Exercise directions:
According to the letter below about the Little Saigon name, where was the meeting on Aug. 15, 2007, held?

Passage to read:
------

Viet Community Wants Little Saigon

We would like to thank Erin for her article about the hot issue Little Saigon of San Jose in these days ("New Power Generation," Cover, Oct. 31). We also would like to inform you that her article has been captured as a cached file in our database and may be translated into Vietnamese in the very near future. Although her article is not perfect as that she was not at the meeting with us on Aug. 15, 2007, at Tully Library to know that "the uproar" that Madison called "crazy" was obviously because of Madison's attitude to the community: her regardless and angry attitude towards the calm and sympathetic community that once voted her for a councilmember, but could not bear itself after hearing her saying that the biggest input for the name of the Business District would be decided by those who live or do business in the area within 1,000 feet on that stretch of Story Road, not by anybody else!

Ironically, very few of them (two or three) were present at the meeting, and those who were at the meeting agreed with the name Little Saigon! Madison clearly lost her control when the name Vietnamese Business District that she herself designated was not welcomed by the community.

We loved Madison once; however, she's only one of thousands of Viet community members that can share our support to the second country and all communities around us that give us the shelter while still representing our Viet background identity as the political refugees.

Once again, thank you and Erin very much for a good article about us. We hope to have more of Erin's articles about us, and we always welcome Erin to any of our Viet community meetings in the days to come if you want to have more valuable reports for your readers.

------

Data extract:
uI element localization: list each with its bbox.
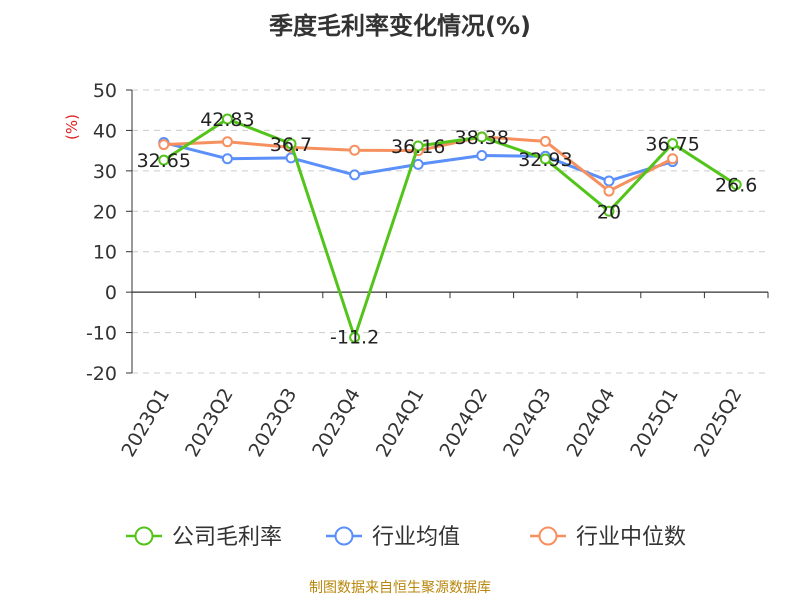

------

Reply:
At Tully Library.